DIRECTIVE |
Print the entries below in their entirety, exactly as they are written.

ROWS |
# # # # # # #
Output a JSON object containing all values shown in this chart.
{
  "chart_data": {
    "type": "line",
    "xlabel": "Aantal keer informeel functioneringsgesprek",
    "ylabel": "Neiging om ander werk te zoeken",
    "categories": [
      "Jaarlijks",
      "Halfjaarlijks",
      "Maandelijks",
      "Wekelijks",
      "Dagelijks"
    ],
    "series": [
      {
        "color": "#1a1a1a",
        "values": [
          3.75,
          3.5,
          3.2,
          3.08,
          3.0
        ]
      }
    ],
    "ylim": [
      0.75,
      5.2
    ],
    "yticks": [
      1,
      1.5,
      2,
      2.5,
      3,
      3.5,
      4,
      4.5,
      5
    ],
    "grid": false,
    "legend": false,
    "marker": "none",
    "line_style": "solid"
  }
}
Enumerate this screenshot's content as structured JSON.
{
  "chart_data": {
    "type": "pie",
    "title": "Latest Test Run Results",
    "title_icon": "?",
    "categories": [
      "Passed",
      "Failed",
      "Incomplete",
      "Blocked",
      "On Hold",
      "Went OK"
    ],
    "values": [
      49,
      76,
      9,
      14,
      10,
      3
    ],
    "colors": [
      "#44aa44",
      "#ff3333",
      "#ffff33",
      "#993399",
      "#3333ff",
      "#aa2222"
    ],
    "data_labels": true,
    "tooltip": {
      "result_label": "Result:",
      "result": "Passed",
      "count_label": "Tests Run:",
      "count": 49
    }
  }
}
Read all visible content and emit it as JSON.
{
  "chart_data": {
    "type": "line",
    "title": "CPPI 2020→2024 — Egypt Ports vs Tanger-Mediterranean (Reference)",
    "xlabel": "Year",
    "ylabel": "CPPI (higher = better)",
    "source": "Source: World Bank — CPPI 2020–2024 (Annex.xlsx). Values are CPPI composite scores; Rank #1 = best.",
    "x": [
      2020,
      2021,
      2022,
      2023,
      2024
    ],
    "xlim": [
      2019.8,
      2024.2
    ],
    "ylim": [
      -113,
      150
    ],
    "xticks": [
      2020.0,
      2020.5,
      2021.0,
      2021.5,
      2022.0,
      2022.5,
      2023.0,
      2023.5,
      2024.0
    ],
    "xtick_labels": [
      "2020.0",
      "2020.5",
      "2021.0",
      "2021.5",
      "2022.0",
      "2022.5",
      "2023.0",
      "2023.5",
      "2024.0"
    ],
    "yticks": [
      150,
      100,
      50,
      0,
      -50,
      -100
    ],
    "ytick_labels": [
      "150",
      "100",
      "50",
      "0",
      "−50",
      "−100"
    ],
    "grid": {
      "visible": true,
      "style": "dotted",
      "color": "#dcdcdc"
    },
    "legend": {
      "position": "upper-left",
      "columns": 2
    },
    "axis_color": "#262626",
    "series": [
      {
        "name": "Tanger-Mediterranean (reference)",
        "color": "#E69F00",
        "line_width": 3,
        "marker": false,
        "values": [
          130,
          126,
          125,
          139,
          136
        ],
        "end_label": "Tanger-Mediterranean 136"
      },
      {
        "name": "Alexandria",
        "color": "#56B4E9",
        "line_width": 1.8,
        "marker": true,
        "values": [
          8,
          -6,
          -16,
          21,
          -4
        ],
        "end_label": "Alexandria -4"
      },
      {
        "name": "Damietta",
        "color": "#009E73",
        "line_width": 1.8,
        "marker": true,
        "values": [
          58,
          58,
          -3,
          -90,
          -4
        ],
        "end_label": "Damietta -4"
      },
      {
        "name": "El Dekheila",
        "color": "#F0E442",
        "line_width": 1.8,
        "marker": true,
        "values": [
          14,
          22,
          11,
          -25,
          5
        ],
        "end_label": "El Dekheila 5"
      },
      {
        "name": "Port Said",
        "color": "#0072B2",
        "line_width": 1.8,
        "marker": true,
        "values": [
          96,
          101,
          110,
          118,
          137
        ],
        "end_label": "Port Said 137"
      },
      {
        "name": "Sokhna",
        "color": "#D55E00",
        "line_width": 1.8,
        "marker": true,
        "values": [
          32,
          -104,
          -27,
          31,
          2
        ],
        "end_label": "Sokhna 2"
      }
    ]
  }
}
# # # # # # #
CORRECT RESULT |
Output a JSON object containing all values shown in this chart.
{
  "chart_data": {
    "type": "line",
    "xlabel": "Aantal keer informeel functioneringsgesprek",
    "ylabel": "Neiging om ander werk te zoeken",
    "categories": [
      "Jaarlijks",
      "Halfjaarlijks",
      "Maandelijks",
      "Wekelijks",
      "Dagelijks"
    ],
    "series": [
      {
        "color": "#1a1a1a",
        "values": [
          3.75,
          3.5,
          3.2,
          3.08,
          3.0
        ]
      }
    ],
    "ylim": [
      0.75,
      5.2
    ],
    "yticks": [
      1,
      1.5,
      2,
      2.5,
      3,
      3.5,
      4,
      4.5,
      5
    ],
    "grid": false,
    "legend": false,
    "marker": "none",
    "line_style": "solid"
  }
}
Enumerate this screenshot's content as structured JSON.
{
  "chart_data": {
    "type": "pie",
    "title": "Latest Test Run Results",
    "title_icon": "?",
    "categories": [
      "Passed",
      "Failed",
      "Incomplete",
      "Blocked",
      "On Hold",
      "Went OK"
    ],
    "values": [
      49,
      76,
      9,
      14,
      10,
      3
    ],
    "colors": [
      "#44aa44",
      "#ff3333",
      "#ffff33",
      "#993399",
      "#3333ff",
      "#aa2222"
    ],
    "data_labels": true,
    "tooltip": {
      "result_label": "Result:",
      "result": "Passed",
      "count_label": "Tests Run:",
      "count": 49
    }
  }
}
Read all visible content and emit it as JSON.
{
  "chart_data": {
    "type": "line",
    "title": "CPPI 2020→2024 — Egypt Ports vs Tanger-Mediterranean (Reference)",
    "xlabel": "Year",
    "ylabel": "CPPI (higher = better)",
    "source": "Source: World Bank — CPPI 2020–2024 (Annex.xlsx). Values are CPPI composite scores; Rank #1 = best.",
    "x": [
      2020,
      2021,
      2022,
      2023,
      2024
    ],
    "xlim": [
      2019.8,
      2024.2
    ],
    "ylim": [
      -113,
      150
    ],
    "xticks": [
      2020.0,
      2020.5,
      2021.0,
      2021.5,
      2022.0,
      2022.5,
      2023.0,
      2023.5,
      2024.0
    ],
    "xtick_labels": [
      "2020.0",
      "2020.5",
      "2021.0",
      "2021.5",
      "2022.0",
      "2022.5",
      "2023.0",
      "2023.5",
      "2024.0"
    ],
    "yticks": [
      150,
      100,
      50,
      0,
      -50,
      -100
    ],
    "ytick_labels": [
      "150",
      "100",
      "50",
      "0",
      "−50",
      "−100"
    ],
    "grid": {
      "visible": true,
      "style": "dotted",
      "color": "#dcdcdc"
    },
    "legend": {
      "position": "upper-left",
      "columns": 2
    },
    "axis_color": "#262626",
    "series": [
      {
        "name": "Tanger-Mediterranean (reference)",
        "color": "#E69F00",
        "line_width": 3,
        "marker": false,
        "values": [
          130,
          126,
          125,
          139,
          136
        ],
        "end_label": "Tanger-Mediterranean 136"
      },
      {
        "name": "Alexandria",
        "color": "#56B4E9",
        "line_width": 1.8,
        "marker": true,
        "values": [
          8,
          -6,
          -16,
          21,
          -4
        ],
        "end_label": "Alexandria -4"
      },
      {
        "name": "Damietta",
        "color": "#009E73",
        "line_width": 1.8,
        "marker": true,
        "values": [
          58,
          58,
          -3,
          -90,
          -4
        ],
        "end_label": "Damietta -4"
      },
      {
        "name": "El Dekheila",
        "color": "#F0E442",
        "line_width": 1.8,
        "marker": true,
        "values": [
          14,
          22,
          11,
          -25,
          5
        ],
        "end_label": "El Dekheila 5"
      },
      {
        "name": "Port Said",
        "color": "#0072B2",
        "line_width": 1.8,
        "marker": true,
        "values": [
          96,
          101,
          110,
          118,
          137
        ],
        "end_label": "Port Said 137"
      },
      {
        "name": "Sokhna",
        "color": "#D55E00",
        "line_width": 1.8,
        "marker": true,
        "values": [
          32,
          -104,
          -27,
          31,
          2
        ],
        "end_label": "Sokhna 2"
      }
    ]
  }
}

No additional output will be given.